begin EXERCISE INPUT
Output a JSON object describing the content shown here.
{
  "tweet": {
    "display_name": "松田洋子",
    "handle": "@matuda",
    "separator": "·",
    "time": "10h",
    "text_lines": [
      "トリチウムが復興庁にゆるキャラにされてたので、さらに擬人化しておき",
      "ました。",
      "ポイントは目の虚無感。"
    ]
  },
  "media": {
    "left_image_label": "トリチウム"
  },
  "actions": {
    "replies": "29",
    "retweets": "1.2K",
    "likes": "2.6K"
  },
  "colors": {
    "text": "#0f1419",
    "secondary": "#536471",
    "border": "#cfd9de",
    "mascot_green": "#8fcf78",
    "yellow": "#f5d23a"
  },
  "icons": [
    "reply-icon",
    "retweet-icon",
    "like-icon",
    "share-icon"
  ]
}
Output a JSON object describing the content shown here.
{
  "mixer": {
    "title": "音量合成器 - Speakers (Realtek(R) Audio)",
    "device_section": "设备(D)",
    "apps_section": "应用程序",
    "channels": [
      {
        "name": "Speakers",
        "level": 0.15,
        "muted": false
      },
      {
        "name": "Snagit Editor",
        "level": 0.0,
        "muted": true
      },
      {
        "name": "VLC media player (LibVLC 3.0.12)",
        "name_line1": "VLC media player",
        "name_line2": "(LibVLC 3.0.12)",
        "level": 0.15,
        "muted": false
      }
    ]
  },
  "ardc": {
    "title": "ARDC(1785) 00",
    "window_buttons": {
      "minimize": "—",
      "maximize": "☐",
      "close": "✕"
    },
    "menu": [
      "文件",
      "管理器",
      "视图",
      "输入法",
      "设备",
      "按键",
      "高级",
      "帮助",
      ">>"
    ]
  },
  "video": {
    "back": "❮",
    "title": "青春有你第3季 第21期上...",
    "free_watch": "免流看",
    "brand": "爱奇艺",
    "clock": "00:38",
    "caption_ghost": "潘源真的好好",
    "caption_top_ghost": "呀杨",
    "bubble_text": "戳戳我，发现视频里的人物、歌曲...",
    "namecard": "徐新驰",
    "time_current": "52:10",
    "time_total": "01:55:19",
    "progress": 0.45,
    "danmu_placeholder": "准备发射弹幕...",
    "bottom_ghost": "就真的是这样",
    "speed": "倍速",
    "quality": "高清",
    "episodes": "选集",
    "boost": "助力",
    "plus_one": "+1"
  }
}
end EXERCISE INPUT
• **YOUR TASK**: The entries above must be returned in full, exactly as shown.

• **EXPECTED ANSWER**:
Output a JSON object describing the content shown here.
{
  "tweet": {
    "display_name": "松田洋子",
    "handle": "@matuda",
    "separator": "·",
    "time": "10h",
    "text_lines": [
      "トリチウムが復興庁にゆるキャラにされてたので、さらに擬人化しておき",
      "ました。",
      "ポイントは目の虚無感。"
    ]
  },
  "media": {
    "left_image_label": "トリチウム"
  },
  "actions": {
    "replies": "29",
    "retweets": "1.2K",
    "likes": "2.6K"
  },
  "colors": {
    "text": "#0f1419",
    "secondary": "#536471",
    "border": "#cfd9de",
    "mascot_green": "#8fcf78",
    "yellow": "#f5d23a"
  },
  "icons": [
    "reply-icon",
    "retweet-icon",
    "like-icon",
    "share-icon"
  ]
}
Output a JSON object describing the content shown here.
{
  "mixer": {
    "title": "音量合成器 - Speakers (Realtek(R) Audio)",
    "device_section": "设备(D)",
    "apps_section": "应用程序",
    "channels": [
      {
        "name": "Speakers",
        "level": 0.15,
        "muted": false
      },
      {
        "name": "Snagit Editor",
        "level": 0.0,
        "muted": true
      },
      {
        "name": "VLC media player (LibVLC 3.0.12)",
        "name_line1": "VLC media player",
        "name_line2": "(LibVLC 3.0.12)",
        "level": 0.15,
        "muted": false
      }
    ]
  },
  "ardc": {
    "title": "ARDC(1785) 00",
    "window_buttons": {
      "minimize": "—",
      "maximize": "☐",
      "close": "✕"
    },
    "menu": [
      "文件",
      "管理器",
      "视图",
      "输入法",
      "设备",
      "按键",
      "高级",
      "帮助",
      ">>"
    ]
  },
  "video": {
    "back": "❮",
    "title": "青春有你第3季 第21期上...",
    "free_watch": "免流看",
    "brand": "爱奇艺",
    "clock": "00:38",
    "caption_ghost": "潘源真的好好",
    "caption_top_ghost": "呀杨",
    "bubble_text": "戳戳我，发现视频里的人物、歌曲...",
    "namecard": "徐新驰",
    "time_current": "52:10",
    "time_total": "01:55:19",
    "progress": 0.45,
    "danmu_placeholder": "准备发射弹幕...",
    "bottom_ghost": "就真的是这样",
    "speed": "倍速",
    "quality": "高清",
    "episodes": "选集",
    "boost": "助力",
    "plus_one": "+1"
  }
}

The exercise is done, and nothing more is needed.